- Short task -
Give all of the lines again, with nothing added or dropped.

- Available data -
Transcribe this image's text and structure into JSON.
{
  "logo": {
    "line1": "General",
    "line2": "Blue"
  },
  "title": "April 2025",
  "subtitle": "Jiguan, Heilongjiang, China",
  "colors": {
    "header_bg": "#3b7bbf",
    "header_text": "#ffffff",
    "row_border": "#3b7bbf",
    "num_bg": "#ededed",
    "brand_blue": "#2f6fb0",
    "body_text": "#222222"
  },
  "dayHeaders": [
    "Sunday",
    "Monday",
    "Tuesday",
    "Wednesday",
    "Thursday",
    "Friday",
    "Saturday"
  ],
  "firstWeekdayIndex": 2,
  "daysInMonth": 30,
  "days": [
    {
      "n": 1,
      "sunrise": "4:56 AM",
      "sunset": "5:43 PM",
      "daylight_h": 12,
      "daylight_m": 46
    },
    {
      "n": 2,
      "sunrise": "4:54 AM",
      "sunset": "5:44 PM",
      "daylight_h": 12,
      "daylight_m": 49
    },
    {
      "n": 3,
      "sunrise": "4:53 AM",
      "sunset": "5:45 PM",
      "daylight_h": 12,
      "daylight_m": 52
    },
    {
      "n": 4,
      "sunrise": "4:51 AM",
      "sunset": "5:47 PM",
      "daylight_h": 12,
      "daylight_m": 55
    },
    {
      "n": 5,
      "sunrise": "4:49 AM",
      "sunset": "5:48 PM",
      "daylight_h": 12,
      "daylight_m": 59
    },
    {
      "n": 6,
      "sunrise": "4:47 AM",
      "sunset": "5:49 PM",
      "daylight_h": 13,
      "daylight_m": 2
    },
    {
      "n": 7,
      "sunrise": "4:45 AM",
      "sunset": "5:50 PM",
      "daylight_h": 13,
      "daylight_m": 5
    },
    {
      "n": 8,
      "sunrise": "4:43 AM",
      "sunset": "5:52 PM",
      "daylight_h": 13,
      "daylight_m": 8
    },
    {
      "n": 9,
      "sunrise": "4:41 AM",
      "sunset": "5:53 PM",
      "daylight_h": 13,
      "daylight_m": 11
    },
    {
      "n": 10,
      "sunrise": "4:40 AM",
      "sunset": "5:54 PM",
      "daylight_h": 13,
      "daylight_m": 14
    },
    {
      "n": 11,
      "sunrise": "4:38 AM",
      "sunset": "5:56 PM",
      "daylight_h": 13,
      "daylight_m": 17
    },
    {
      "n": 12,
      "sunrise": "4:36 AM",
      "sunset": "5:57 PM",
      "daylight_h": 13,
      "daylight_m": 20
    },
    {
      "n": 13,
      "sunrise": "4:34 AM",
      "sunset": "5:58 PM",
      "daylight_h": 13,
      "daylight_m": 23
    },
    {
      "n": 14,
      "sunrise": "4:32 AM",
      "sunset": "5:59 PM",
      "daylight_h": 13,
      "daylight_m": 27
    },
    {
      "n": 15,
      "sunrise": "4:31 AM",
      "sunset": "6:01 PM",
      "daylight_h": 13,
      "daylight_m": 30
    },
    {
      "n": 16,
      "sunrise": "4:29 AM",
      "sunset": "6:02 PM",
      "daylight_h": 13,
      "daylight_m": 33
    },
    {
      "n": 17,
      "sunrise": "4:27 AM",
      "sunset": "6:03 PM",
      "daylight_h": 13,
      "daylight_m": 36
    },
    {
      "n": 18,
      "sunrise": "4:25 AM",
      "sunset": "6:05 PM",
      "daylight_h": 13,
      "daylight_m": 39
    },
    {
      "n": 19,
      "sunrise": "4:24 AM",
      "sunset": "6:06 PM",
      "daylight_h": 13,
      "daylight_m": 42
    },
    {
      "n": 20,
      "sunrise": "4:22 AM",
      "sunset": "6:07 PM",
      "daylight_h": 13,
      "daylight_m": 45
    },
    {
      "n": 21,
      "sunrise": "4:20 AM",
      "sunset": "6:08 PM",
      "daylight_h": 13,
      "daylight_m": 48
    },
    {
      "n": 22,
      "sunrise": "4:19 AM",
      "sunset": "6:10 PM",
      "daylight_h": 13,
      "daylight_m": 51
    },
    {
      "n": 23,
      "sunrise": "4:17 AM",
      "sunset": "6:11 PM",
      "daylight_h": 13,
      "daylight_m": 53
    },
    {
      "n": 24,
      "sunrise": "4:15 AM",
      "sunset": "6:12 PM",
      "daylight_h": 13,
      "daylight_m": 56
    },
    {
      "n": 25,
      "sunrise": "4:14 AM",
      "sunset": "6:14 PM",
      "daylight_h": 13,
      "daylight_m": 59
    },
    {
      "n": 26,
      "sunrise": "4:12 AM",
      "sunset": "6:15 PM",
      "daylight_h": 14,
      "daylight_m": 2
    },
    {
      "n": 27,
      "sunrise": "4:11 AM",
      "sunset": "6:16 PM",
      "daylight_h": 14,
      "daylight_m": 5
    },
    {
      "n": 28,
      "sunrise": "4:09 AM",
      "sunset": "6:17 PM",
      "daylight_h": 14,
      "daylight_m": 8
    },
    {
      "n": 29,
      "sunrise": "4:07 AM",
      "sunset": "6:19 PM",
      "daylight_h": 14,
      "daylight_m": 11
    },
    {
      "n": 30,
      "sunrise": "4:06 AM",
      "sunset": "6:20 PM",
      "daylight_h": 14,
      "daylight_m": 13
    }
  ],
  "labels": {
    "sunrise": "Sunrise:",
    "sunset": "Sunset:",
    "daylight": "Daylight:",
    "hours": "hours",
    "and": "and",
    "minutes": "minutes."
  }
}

- Response -
Transcribe this image's text and structure into JSON.
{
  "logo": {
    "line1": "General",
    "line2": "Blue"
  },
  "title": "April 2025",
  "subtitle": "Jiguan, Heilongjiang, China",
  "colors": {
    "header_bg": "#3b7bbf",
    "header_text": "#ffffff",
    "row_border": "#3b7bbf",
    "num_bg": "#ededed",
    "brand_blue": "#2f6fb0",
    "body_text": "#222222"
  },
  "dayHeaders": [
    "Sunday",
    "Monday",
    "Tuesday",
    "Wednesday",
    "Thursday",
    "Friday",
    "Saturday"
  ],
  "firstWeekdayIndex": 2,
  "daysInMonth": 30,
  "days": [
    {
      "n": 1,
      "sunrise": "4:56 AM",
      "sunset": "5:43 PM",
      "daylight_h": 12,
      "daylight_m": 46
    },
    {
      "n": 2,
      "sunrise": "4:54 AM",
      "sunset": "5:44 PM",
      "daylight_h": 12,
      "daylight_m": 49
    },
    {
      "n": 3,
      "sunrise": "4:53 AM",
      "sunset": "5:45 PM",
      "daylight_h": 12,
      "daylight_m": 52
    },
    {
      "n": 4,
      "sunrise": "4:51 AM",
      "sunset": "5:47 PM",
      "daylight_h": 12,
      "daylight_m": 55
    },
    {
      "n": 5,
      "sunrise": "4:49 AM",
      "sunset": "5:48 PM",
      "daylight_h": 12,
      "daylight_m": 59
    },
    {
      "n": 6,
      "sunrise": "4:47 AM",
      "sunset": "5:49 PM",
      "daylight_h": 13,
      "daylight_m": 2
    },
    {
      "n": 7,
      "sunrise": "4:45 AM",
      "sunset": "5:50 PM",
      "daylight_h": 13,
      "daylight_m": 5
    },
    {
      "n": 8,
      "sunrise": "4:43 AM",
      "sunset": "5:52 PM",
      "daylight_h": 13,
      "daylight_m": 8
    },
    {
      "n": 9,
      "sunrise": "4:41 AM",
      "sunset": "5:53 PM",
      "daylight_h": 13,
      "daylight_m": 11
    },
    {
      "n": 10,
      "sunrise": "4:40 AM",
      "sunset": "5:54 PM",
      "daylight_h": 13,
      "daylight_m": 14
    },
    {
      "n": 11,
      "sunrise": "4:38 AM",
      "sunset": "5:56 PM",
      "daylight_h": 13,
      "daylight_m": 17
    },
    {
      "n": 12,
      "sunrise": "4:36 AM",
      "sunset": "5:57 PM",
      "daylight_h": 13,
      "daylight_m": 20
    },
    {
      "n": 13,
      "sunrise": "4:34 AM",
      "sunset": "5:58 PM",
      "daylight_h": 13,
      "daylight_m": 23
    },
    {
      "n": 14,
      "sunrise": "4:32 AM",
      "sunset": "5:59 PM",
      "daylight_h": 13,
      "daylight_m": 27
    },
    {
      "n": 15,
      "sunrise": "4:31 AM",
      "sunset": "6:01 PM",
      "daylight_h": 13,
      "daylight_m": 30
    },
    {
      "n": 16,
      "sunrise": "4:29 AM",
      "sunset": "6:02 PM",
      "daylight_h": 13,
      "daylight_m": 33
    },
    {
      "n": 17,
      "sunrise": "4:27 AM",
      "sunset": "6:03 PM",
      "daylight_h": 13,
      "daylight_m": 36
    },
    {
      "n": 18,
      "sunrise": "4:25 AM",
      "sunset": "6:05 PM",
      "daylight_h": 13,
      "daylight_m": 39
    },
    {
      "n": 19,
      "sunrise": "4:24 AM",
      "sunset": "6:06 PM",
      "daylight_h": 13,
      "daylight_m": 42
    },
    {
      "n": 20,
      "sunrise": "4:22 AM",
      "sunset": "6:07 PM",
      "daylight_h": 13,
      "daylight_m": 45
    },
    {
      "n": 21,
      "sunrise": "4:20 AM",
      "sunset": "6:08 PM",
      "daylight_h": 13,
      "daylight_m": 48
    },
    {
      "n": 22,
      "sunrise": "4:19 AM",
      "sunset": "6:10 PM",
      "daylight_h": 13,
      "daylight_m": 51
    },
    {
      "n": 23,
      "sunrise": "4:17 AM",
      "sunset": "6:11 PM",
      "daylight_h": 13,
      "daylight_m": 53
    },
    {
      "n": 24,
      "sunrise": "4:15 AM",
      "sunset": "6:12 PM",
      "daylight_h": 13,
      "daylight_m": 56
    },
    {
      "n": 25,
      "sunrise": "4:14 AM",
      "sunset": "6:14 PM",
      "daylight_h": 13,
      "daylight_m": 59
    },
    {
      "n": 26,
      "sunrise": "4:12 AM",
      "sunset": "6:15 PM",
      "daylight_h": 14,
      "daylight_m": 2
    },
    {
      "n": 27,
      "sunrise": "4:11 AM",
      "sunset": "6:16 PM",
      "daylight_h": 14,
      "daylight_m": 5
    },
    {
      "n": 28,
      "sunrise": "4:09 AM",
      "sunset": "6:17 PM",
      "daylight_h": 14,
      "daylight_m": 8
    },
    {
      "n": 29,
      "sunrise": "4:07 AM",
      "sunset": "6:19 PM",
      "daylight_h": 14,
      "daylight_m": 11
    },
    {
      "n": 30,
      "sunrise": "4:06 AM",
      "sunset": "6:20 PM",
      "daylight_h": 14,
      "daylight_m": 13
    }
  ],
  "labels": {
    "sunrise": "Sunrise:",
    "sunset": "Sunset:",
    "daylight": "Daylight:",
    "hours": "hours",
    "and": "and",
    "minutes": "minutes."
  }
}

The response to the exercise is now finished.